>>>
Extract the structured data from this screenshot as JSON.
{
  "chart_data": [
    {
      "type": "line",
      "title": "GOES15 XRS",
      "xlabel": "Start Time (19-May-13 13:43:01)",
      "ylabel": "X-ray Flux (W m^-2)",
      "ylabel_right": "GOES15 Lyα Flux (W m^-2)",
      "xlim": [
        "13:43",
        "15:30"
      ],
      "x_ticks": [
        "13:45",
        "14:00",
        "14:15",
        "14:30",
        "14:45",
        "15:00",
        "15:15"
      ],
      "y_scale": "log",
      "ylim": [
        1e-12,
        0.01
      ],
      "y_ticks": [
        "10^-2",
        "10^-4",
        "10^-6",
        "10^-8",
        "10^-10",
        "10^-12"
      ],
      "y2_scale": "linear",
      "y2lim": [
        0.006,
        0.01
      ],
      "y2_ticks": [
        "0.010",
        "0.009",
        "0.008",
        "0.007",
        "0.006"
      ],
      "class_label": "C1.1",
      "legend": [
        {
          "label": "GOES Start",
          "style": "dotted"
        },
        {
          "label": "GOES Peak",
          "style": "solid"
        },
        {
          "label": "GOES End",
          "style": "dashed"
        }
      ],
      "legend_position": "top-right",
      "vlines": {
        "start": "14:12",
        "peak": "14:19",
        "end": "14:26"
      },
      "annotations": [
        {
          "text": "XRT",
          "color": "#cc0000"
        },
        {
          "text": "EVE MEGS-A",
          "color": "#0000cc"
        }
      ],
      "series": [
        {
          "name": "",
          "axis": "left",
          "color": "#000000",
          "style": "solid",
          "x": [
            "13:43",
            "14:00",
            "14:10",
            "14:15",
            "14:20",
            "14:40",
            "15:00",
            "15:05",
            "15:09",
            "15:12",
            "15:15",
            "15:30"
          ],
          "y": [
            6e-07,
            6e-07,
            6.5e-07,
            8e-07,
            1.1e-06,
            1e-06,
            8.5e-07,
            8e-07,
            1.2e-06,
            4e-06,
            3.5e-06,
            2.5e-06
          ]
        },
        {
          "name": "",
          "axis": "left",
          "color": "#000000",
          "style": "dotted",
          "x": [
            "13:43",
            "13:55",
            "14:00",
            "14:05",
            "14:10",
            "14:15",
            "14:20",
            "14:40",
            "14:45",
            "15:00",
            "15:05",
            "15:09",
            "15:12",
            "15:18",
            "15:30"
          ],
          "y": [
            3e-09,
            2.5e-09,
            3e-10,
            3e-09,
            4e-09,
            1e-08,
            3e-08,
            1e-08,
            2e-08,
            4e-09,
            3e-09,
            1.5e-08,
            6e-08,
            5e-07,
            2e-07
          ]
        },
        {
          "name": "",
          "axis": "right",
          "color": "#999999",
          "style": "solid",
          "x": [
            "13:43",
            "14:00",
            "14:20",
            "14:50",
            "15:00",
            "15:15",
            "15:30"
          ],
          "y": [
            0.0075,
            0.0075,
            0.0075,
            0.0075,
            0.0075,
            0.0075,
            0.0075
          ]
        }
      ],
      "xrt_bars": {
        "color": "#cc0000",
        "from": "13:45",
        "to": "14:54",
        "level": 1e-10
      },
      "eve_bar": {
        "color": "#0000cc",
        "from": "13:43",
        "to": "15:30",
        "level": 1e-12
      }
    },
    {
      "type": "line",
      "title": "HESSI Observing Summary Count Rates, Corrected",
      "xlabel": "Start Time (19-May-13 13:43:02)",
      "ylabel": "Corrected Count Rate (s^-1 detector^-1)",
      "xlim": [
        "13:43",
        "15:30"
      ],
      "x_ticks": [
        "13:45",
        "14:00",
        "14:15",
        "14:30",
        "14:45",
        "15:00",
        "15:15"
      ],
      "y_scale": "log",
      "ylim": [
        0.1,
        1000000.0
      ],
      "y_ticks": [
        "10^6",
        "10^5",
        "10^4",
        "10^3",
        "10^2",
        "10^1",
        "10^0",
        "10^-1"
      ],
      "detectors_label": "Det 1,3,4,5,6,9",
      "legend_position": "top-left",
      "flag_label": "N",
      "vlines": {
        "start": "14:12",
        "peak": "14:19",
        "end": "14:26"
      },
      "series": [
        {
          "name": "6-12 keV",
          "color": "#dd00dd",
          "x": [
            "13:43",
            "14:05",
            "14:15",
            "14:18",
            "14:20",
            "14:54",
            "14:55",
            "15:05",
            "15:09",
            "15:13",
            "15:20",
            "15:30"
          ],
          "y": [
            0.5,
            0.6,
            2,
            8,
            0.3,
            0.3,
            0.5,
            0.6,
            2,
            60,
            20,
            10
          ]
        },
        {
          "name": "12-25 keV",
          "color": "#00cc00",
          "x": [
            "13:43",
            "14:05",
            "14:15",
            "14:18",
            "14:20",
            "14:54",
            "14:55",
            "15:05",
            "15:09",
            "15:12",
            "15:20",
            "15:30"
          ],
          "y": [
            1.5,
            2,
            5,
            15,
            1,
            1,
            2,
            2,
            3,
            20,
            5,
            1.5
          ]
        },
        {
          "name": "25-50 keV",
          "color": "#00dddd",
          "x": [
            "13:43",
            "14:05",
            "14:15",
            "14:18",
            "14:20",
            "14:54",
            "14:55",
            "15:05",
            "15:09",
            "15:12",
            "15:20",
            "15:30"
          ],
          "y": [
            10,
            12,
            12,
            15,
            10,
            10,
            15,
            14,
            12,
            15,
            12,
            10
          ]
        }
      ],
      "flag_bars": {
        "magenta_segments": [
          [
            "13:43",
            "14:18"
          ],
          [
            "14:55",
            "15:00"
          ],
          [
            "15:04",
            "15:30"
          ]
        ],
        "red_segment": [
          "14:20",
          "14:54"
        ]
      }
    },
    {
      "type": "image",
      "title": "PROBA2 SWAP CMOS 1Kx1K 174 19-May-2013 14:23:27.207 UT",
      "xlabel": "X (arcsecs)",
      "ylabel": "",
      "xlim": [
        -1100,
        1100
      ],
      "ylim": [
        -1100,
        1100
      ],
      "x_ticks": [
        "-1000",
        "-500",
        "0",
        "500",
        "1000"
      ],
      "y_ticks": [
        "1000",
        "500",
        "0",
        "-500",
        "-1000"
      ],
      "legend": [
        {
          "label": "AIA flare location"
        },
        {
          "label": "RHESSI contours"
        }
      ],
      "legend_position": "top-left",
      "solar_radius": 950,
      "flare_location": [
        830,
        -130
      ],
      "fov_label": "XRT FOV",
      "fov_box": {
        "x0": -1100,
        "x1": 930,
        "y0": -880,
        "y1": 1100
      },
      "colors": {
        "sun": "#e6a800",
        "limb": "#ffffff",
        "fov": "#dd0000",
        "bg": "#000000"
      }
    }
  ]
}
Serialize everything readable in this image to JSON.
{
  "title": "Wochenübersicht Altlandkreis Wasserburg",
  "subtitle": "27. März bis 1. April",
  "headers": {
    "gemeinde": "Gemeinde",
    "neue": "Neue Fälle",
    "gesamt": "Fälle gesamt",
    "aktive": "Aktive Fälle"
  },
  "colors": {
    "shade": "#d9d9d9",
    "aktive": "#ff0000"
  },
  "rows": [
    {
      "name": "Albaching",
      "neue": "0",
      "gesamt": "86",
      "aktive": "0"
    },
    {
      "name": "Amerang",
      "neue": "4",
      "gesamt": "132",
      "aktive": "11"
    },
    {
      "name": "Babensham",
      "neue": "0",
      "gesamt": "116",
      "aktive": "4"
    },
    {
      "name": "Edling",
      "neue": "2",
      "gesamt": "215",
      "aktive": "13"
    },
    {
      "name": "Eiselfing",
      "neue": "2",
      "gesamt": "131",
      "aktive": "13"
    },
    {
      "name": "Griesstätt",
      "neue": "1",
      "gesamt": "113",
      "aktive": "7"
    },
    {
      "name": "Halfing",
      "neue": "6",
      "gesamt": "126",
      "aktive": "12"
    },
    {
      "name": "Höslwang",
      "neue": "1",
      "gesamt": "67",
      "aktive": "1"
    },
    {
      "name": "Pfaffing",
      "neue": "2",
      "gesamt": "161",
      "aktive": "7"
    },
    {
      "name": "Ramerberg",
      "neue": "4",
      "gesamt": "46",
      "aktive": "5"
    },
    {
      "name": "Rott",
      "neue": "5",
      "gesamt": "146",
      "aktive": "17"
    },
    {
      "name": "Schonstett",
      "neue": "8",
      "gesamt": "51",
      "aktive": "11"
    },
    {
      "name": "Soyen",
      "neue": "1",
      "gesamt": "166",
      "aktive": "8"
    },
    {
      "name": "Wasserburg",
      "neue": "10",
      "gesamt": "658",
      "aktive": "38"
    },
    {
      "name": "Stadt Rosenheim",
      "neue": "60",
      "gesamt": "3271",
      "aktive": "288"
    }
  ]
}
<<<
** EXERCISE INSTRUCTIONS **
Select the lines in this material that hold the word "from", leaving none out.

** SOLUTION TO THE EXERCISE **
Extract the structured data from this screenshot as JSON.
        "from": "13:45",
        "from": "13:43",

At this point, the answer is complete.